Given task
Quote all of the entries word for word.

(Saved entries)
START

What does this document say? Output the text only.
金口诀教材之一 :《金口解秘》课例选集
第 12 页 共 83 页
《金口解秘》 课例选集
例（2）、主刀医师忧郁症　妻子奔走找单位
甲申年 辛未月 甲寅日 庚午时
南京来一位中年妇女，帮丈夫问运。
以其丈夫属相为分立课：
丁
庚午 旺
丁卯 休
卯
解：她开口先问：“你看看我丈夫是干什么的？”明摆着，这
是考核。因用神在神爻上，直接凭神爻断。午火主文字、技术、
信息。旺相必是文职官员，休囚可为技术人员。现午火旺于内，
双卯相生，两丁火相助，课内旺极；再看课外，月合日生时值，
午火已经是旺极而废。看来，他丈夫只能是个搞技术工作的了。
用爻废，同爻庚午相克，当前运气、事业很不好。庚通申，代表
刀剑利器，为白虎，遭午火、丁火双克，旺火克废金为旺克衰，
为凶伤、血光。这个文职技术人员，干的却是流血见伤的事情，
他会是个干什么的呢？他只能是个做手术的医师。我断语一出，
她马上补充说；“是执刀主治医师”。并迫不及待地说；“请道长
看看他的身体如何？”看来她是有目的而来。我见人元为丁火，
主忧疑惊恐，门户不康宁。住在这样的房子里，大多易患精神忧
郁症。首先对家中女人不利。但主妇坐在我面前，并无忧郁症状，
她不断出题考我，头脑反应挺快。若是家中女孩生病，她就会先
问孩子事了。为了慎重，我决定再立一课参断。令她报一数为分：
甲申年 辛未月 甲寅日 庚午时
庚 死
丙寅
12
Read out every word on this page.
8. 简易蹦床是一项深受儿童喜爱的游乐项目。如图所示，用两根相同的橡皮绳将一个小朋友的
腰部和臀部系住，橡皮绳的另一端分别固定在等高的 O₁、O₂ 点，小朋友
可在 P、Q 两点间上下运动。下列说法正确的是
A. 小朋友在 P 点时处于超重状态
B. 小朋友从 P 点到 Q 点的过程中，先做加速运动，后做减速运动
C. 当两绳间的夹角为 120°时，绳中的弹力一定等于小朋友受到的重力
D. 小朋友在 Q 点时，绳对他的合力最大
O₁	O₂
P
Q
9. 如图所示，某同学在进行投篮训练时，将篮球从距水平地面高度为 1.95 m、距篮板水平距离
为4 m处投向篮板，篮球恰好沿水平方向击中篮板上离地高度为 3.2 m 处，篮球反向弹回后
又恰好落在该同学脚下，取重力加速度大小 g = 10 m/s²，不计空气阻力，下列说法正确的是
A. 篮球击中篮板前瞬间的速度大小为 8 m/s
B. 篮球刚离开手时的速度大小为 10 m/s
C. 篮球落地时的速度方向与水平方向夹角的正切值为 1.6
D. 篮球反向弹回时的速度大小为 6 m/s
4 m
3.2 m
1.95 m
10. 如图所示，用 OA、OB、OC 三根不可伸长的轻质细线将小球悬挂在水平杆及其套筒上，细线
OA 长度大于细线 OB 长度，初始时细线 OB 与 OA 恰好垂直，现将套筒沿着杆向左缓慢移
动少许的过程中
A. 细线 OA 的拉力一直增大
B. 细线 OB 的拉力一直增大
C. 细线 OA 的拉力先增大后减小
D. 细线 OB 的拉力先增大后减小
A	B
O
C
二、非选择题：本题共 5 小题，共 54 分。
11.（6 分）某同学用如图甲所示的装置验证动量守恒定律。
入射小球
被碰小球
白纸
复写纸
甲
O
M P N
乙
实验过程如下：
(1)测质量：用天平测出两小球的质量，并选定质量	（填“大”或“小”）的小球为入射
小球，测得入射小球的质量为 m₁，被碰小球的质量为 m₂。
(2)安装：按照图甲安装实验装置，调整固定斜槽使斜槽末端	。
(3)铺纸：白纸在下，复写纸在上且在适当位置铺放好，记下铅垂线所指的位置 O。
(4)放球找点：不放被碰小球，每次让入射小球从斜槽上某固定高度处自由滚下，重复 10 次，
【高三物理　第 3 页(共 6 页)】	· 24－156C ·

END

Solved exercise
What does this document say? Output the text only.
金口诀教材之一 :《金口解秘》课例选集
第 12 页 共 83 页
《金口解秘》 课例选集
例（2）、主刀医师忧郁症　妻子奔走找单位
甲申年 辛未月 甲寅日 庚午时
南京来一位中年妇女，帮丈夫问运。
以其丈夫属相为分立课：
丁
庚午 旺
丁卯 休
卯
解：她开口先问：“你看看我丈夫是干什么的？”明摆着，这
是考核。因用神在神爻上，直接凭神爻断。午火主文字、技术、
信息。旺相必是文职官员，休囚可为技术人员。现午火旺于内，
双卯相生，两丁火相助，课内旺极；再看课外，月合日生时值，
午火已经是旺极而废。看来，他丈夫只能是个搞技术工作的了。
用爻废，同爻庚午相克，当前运气、事业很不好。庚通申，代表
刀剑利器，为白虎，遭午火、丁火双克，旺火克废金为旺克衰，
为凶伤、血光。这个文职技术人员，干的却是流血见伤的事情，
他会是个干什么的呢？他只能是个做手术的医师。我断语一出，
她马上补充说；“是执刀主治医师”。并迫不及待地说；“请道长
看看他的身体如何？”看来她是有目的而来。我见人元为丁火，
主忧疑惊恐，门户不康宁。住在这样的房子里，大多易患精神忧
郁症。首先对家中女人不利。但主妇坐在我面前，并无忧郁症状，
她不断出题考我，头脑反应挺快。若是家中女孩生病，她就会先
问孩子事了。为了慎重，我决定再立一课参断。令她报一数为分：
甲申年 辛未月 甲寅日 庚午时
庚 死
丙寅
12
Read out every word on this page.
8. 简易蹦床是一项深受儿童喜爱的游乐项目。如图所示，用两根相同的橡皮绳将一个小朋友的
腰部和臀部系住，橡皮绳的另一端分别固定在等高的 O₁、O₂ 点，小朋友
可在 P、Q 两点间上下运动。下列说法正确的是
A. 小朋友在 P 点时处于超重状态
B. 小朋友从 P 点到 Q 点的过程中，先做加速运动，后做减速运动
C. 当两绳间的夹角为 120°时，绳中的弹力一定等于小朋友受到的重力
D. 小朋友在 Q 点时，绳对他的合力最大
O₁	O₂
P
Q
9. 如图所示，某同学在进行投篮训练时，将篮球从距水平地面高度为 1.95 m、距篮板水平距离
为4 m处投向篮板，篮球恰好沿水平方向击中篮板上离地高度为 3.2 m 处，篮球反向弹回后
又恰好落在该同学脚下，取重力加速度大小 g = 10 m/s²，不计空气阻力，下列说法正确的是
A. 篮球击中篮板前瞬间的速度大小为 8 m/s
B. 篮球刚离开手时的速度大小为 10 m/s
C. 篮球落地时的速度方向与水平方向夹角的正切值为 1.6
D. 篮球反向弹回时的速度大小为 6 m/s
4 m
3.2 m
1.95 m
10. 如图所示，用 OA、OB、OC 三根不可伸长的轻质细线将小球悬挂在水平杆及其套筒上，细线
OA 长度大于细线 OB 长度，初始时细线 OB 与 OA 恰好垂直，现将套筒沿着杆向左缓慢移
动少许的过程中
A. 细线 OA 的拉力一直增大
B. 细线 OB 的拉力一直增大
C. 细线 OA 的拉力先增大后减小
D. 细线 OB 的拉力先增大后减小
A	B
O
C
二、非选择题：本题共 5 小题，共 54 分。
11.（6 分）某同学用如图甲所示的装置验证动量守恒定律。
入射小球
被碰小球
白纸
复写纸
甲
O
M P N
乙
实验过程如下：
(1)测质量：用天平测出两小球的质量，并选定质量	（填“大”或“小”）的小球为入射
小球，测得入射小球的质量为 m₁，被碰小球的质量为 m₂。
(2)安装：按照图甲安装实验装置，调整固定斜槽使斜槽末端	。
(3)铺纸：白纸在下，复写纸在上且在适当位置铺放好，记下铅垂线所指的位置 O。
(4)放球找点：不放被碰小球，每次让入射小球从斜槽上某固定高度处自由滚下，重复 10 次，
【高三物理　第 3 页(共 6 页)】	· 24－156C ·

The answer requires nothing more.